Information supplied:
##########
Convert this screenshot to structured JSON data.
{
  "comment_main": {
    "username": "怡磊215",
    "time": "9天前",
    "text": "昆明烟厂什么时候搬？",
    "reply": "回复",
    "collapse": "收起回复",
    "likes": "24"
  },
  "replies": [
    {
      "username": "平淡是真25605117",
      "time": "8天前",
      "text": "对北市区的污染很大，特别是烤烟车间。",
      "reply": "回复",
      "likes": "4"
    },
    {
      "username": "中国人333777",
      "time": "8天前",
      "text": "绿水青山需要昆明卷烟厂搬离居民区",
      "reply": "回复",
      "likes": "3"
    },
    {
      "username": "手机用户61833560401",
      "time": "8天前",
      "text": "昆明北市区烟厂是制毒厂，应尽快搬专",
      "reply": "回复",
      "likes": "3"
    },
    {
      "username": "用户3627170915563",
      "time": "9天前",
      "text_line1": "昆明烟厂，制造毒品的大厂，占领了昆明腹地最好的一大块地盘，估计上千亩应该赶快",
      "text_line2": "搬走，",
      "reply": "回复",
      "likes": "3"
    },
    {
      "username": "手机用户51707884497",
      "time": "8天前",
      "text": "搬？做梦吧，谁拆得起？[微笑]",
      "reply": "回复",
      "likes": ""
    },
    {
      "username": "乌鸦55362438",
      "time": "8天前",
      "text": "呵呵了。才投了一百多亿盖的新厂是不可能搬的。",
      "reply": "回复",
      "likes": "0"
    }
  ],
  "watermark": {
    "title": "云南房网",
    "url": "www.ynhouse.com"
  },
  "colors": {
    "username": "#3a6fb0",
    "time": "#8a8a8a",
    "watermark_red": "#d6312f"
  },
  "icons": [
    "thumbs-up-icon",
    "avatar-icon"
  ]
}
##########
What the task requires:
Return each line of the records above exactly as it reads.

Written reply:
Convert this screenshot to structured JSON data.
{
  "comment_main": {
    "username": "怡磊215",
    "time": "9天前",
    "text": "昆明烟厂什么时候搬？",
    "reply": "回复",
    "collapse": "收起回复",
    "likes": "24"
  },
  "replies": [
    {
      "username": "平淡是真25605117",
      "time": "8天前",
      "text": "对北市区的污染很大，特别是烤烟车间。",
      "reply": "回复",
      "likes": "4"
    },
    {
      "username": "中国人333777",
      "time": "8天前",
      "text": "绿水青山需要昆明卷烟厂搬离居民区",
      "reply": "回复",
      "likes": "3"
    },
    {
      "username": "手机用户61833560401",
      "time": "8天前",
      "text": "昆明北市区烟厂是制毒厂，应尽快搬专",
      "reply": "回复",
      "likes": "3"
    },
    {
      "username": "用户3627170915563",
      "time": "9天前",
      "text_line1": "昆明烟厂，制造毒品的大厂，占领了昆明腹地最好的一大块地盘，估计上千亩应该赶快",
      "text_line2": "搬走，",
      "reply": "回复",
      "likes": "3"
    },
    {
      "username": "手机用户51707884497",
      "time": "8天前",
      "text": "搬？做梦吧，谁拆得起？[微笑]",
      "reply": "回复",
      "likes": ""
    },
    {
      "username": "乌鸦55362438",
      "time": "8天前",
      "text": "呵呵了。才投了一百多亿盖的新厂是不可能搬的。",
      "reply": "回复",
      "likes": "0"
    }
  ],
  "watermark": {
    "title": "云南房网",
    "url": "www.ynhouse.com"
  },
  "colors": {
    "username": "#3a6fb0",
    "time": "#8a8a8a",
    "watermark_red": "#d6312f"
  },
  "icons": [
    "thumbs-up-icon",
    "avatar-icon"
  ]
}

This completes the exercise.